Leave out the pictures and repeat the data exactly.

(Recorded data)
● ● ● ● ● ● ●

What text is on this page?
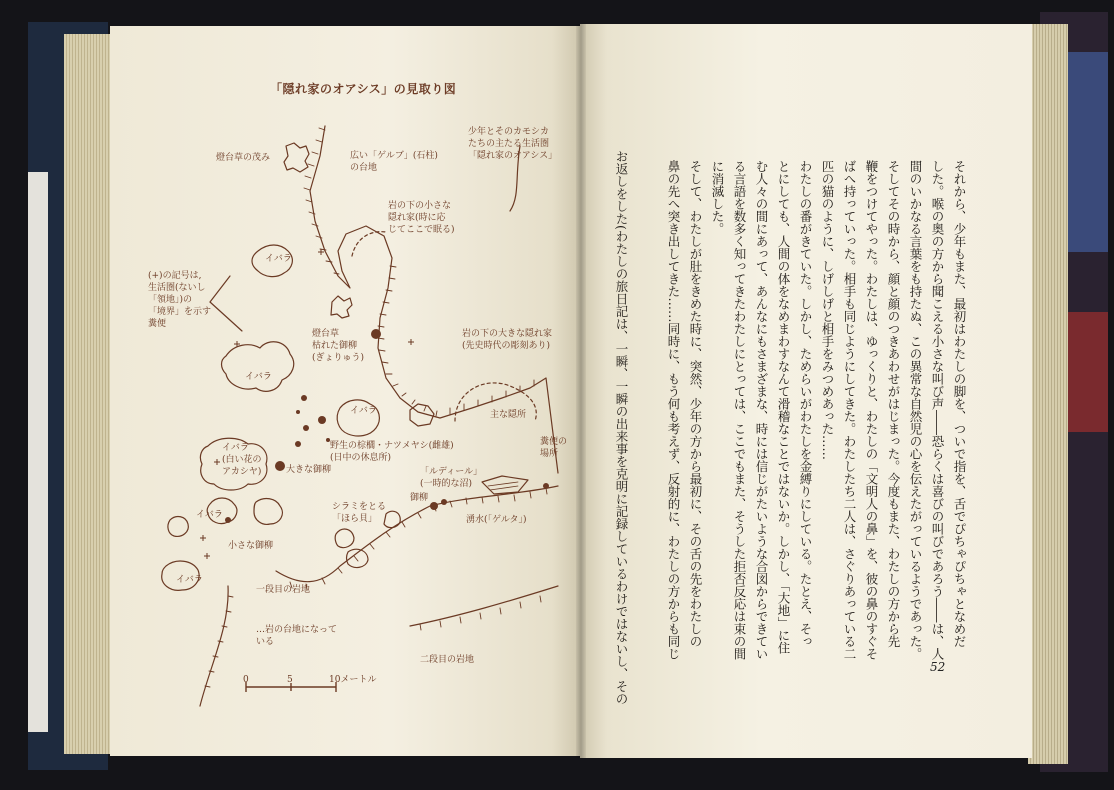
「隠れ家のオアシス」の見取り図
燈台草の茂み
少年とそのカモシカ
たちの主たる生活圏
「隠れ家のオアシス」
広い「ゲルブ」(石柱)
の台地
岩の下の小さな
隠れ家(時に応
じてここで眠る)
(+)の記号は,
生活圏(ないし
「領地」)の
「境界」を示す
糞便
イバラ
燈台草
枯れた御柳
(ぎょりゅう)
岩の下の大きな隠れ家
(先史時代の彫刻あり)
イバラ
イバラ	主な隠所
野生の棕櫚・ナツメヤシ(雌雄)
(日中の休息所)
イバラ
(白い花の
アカシヤ)	大きな御柳	「ルディール」
(一時的な沼)
糞便の
場所
イバラ
シラミをとる
「ほら貝」
御柳
湧水(「ゲルタ」)
小さな御柳
イバラ
一段目の岩地
…岩の台地になって
いる
二段目の岩地
0	5	10メートル
それから、少年もまた、最初はわたしの脚を、ついで指を、舌でぴちゃぴちゃとなめだ
した。喉の奥の方から聞こえる小さな叫び声――恐らくは喜びの叫びであろう――は、人
間のいかなる言葉をも持たぬ、この異常な自然児の心を伝えたがっているようであった。
そしてその時から、顔と顔のつきあわせがはじまった。今度もまた、わたしの方から先
鞭をつけてやった。わたしは、ゆっくりと、わたしの「文明人の鼻」を、彼の鼻のすぐそ
ばへ持っていった。相手も同じようにしてきた。わたしたち二人は、さぐりあっている二
匹の猫のように、しげしげと相手をみつめあった……
わたしの番がきていた。しかし、ためらいがわたしを金縛りにしている。たとえ、そっ
とにしても、人間の体をなめまわすなんて滑稽なことではないか。しかし、「大地」に住
む人々の間にあって、あんなにもさまざまな、時には信じがたいような合図からできてい
る言語を数多く知ってきたわたしにとっては、ここでもまた、そうした拒否反応は束の間
に消滅した。
そして、わたしが肚をきめた時に、突然、少年の方から最初に、その舌の先をわたしの
鼻の先へ突き出してきた……同時に、もう何も考えず、反射的に、わたしの方からも同じ
お返しをした(わたしの旅日記は、一瞬、一瞬の出来事を克明に記録しているわけではないし、その	52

● ● ● ● ● ● ●

## SOLVED EXERCISE:
What text is on this page?
「隠れ家のオアシス」の見取り図
燈台草の茂み
少年とそのカモシカ
たちの主たる生活圏
「隠れ家のオアシス」
広い「ゲルブ」(石柱)
の台地
岩の下の小さな
隠れ家(時に応
じてここで眠る)
(+)の記号は,
生活圏(ないし
「領地」)の
「境界」を示す
糞便
イバラ
燈台草
枯れた御柳
(ぎょりゅう)
岩の下の大きな隠れ家
(先史時代の彫刻あり)
イバラ
イバラ	主な隠所
野生の棕櫚・ナツメヤシ(雌雄)
(日中の休息所)
イバラ
(白い花の
アカシヤ)	大きな御柳	「ルディール」
(一時的な沼)
糞便の
場所
イバラ
シラミをとる
「ほら貝」
御柳
湧水(「ゲルタ」)
小さな御柳
イバラ
一段目の岩地
…岩の台地になって
いる
二段目の岩地
0	5	10メートル
それから、少年もまた、最初はわたしの脚を、ついで指を、舌でぴちゃぴちゃとなめだ
した。喉の奥の方から聞こえる小さな叫び声――恐らくは喜びの叫びであろう――は、人
間のいかなる言葉をも持たぬ、この異常な自然児の心を伝えたがっているようであった。
そしてその時から、顔と顔のつきあわせがはじまった。今度もまた、わたしの方から先
鞭をつけてやった。わたしは、ゆっくりと、わたしの「文明人の鼻」を、彼の鼻のすぐそ
ばへ持っていった。相手も同じようにしてきた。わたしたち二人は、さぐりあっている二
匹の猫のように、しげしげと相手をみつめあった……
わたしの番がきていた。しかし、ためらいがわたしを金縛りにしている。たとえ、そっ
とにしても、人間の体をなめまわすなんて滑稽なことではないか。しかし、「大地」に住
む人々の間にあって、あんなにもさまざまな、時には信じがたいような合図からできてい
る言語を数多く知ってきたわたしにとっては、ここでもまた、そうした拒否反応は束の間
に消滅した。
そして、わたしが肚をきめた時に、突然、少年の方から最初に、その舌の先をわたしの
鼻の先へ突き出してきた……同時に、もう何も考えず、反射的に、わたしの方からも同じ
お返しをした(わたしの旅日記は、一瞬、一瞬の出来事を克明に記録しているわけではないし、その	52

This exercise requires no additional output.